══ DATA EXCERPTS ══

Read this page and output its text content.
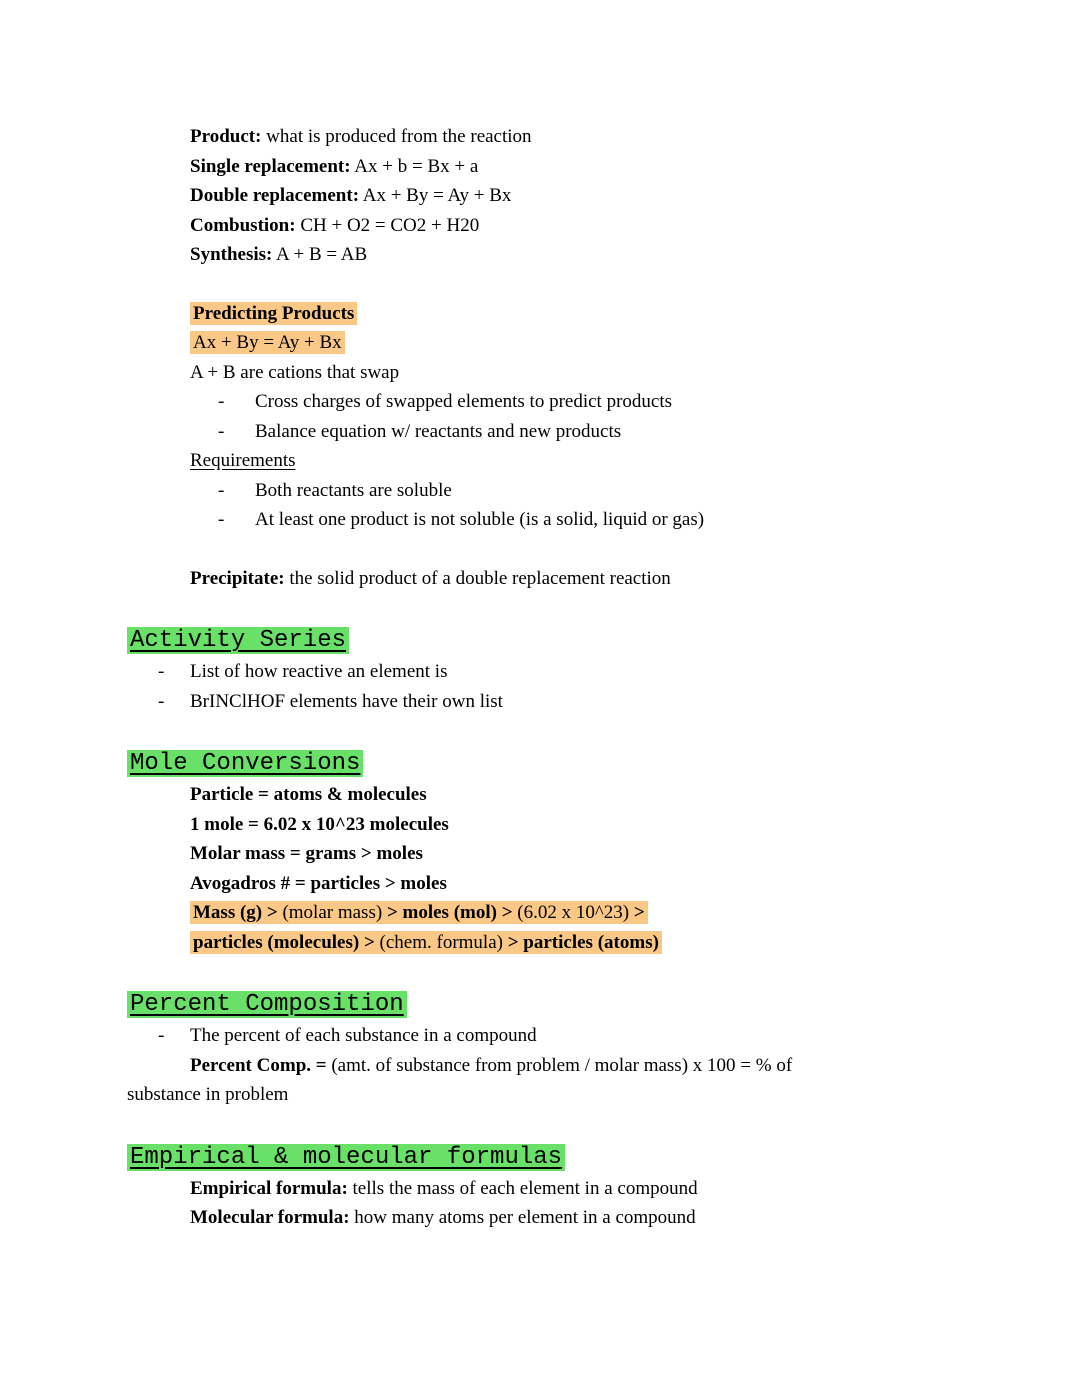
Product: what is produced from the reaction
Single replacement: Ax + b = Bx + a
Double replacement: Ax + By = Ay + Bx
Combustion: CH + O2 = CO2 + H20
Synthesis: A + B = AB
Predicting Products
Ax + By = Ay + Bx
A + B are cations that swap
-	Cross charges of swapped elements to predict products
-	Balance equation w/ reactants and new products
Requirements
-	Both reactants are soluble
-	At least one product is not soluble (is a solid, liquid or gas)
Precipitate: the solid product of a double replacement reaction
Activity Series
-	List of how reactive an element is
-	BrINClHOF elements have their own list
Mole Conversions
Particle = atoms & molecules
1 mole = 6.02 x 10^23 molecules
Molar mass = grams > moles
Avogadros # = particles > moles
Mass (g) > (molar mass) > moles (mol) > (6.02 x 10^23) >
particles (molecules) > (chem. formula) > particles (atoms)
Percent Composition
-	The percent of each substance in a compound
Percent Comp. = (amt. of substance from problem / molar mass) x 100 = % of
substance in problem
Empirical & molecular formulas
Empirical formula: tells the mass of each element in a compound
Molecular formula: how many atoms per element in a compound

═══

◆ **THE REQUEST**: Exclude the pictures and transcribe all of the entries exactly.

◆ **IN RESPONSE**:
Read this page and output its text content.
Product: what is produced from the reaction
Single replacement: Ax + b = Bx + a
Double replacement: Ax + By = Ay + Bx
Combustion: CH + O2 = CO2 + H20
Synthesis: A + B = AB
Predicting Products
Ax + By = Ay + Bx
A + B are cations that swap
-	Cross charges of swapped elements to predict products
-	Balance equation w/ reactants and new products
Requirements
-	Both reactants are soluble
-	At least one product is not soluble (is a solid, liquid or gas)
Precipitate: the solid product of a double replacement reaction
Activity Series
-	List of how reactive an element is
-	BrINClHOF elements have their own list
Mole Conversions
Particle = atoms & molecules
1 mole = 6.02 x 10^23 molecules
Molar mass = grams > moles
Avogadros # = particles > moles
Mass (g) > (molar mass) > moles (mol) > (6.02 x 10^23) >
particles (molecules) > (chem. formula) > particles (atoms)
Percent Composition
-	The percent of each substance in a compound
Percent Comp. = (amt. of substance from problem / molar mass) x 100 = % of
substance in problem
Empirical & molecular formulas
Empirical formula: tells the mass of each element in a compound
Molecular formula: how many atoms per element in a compound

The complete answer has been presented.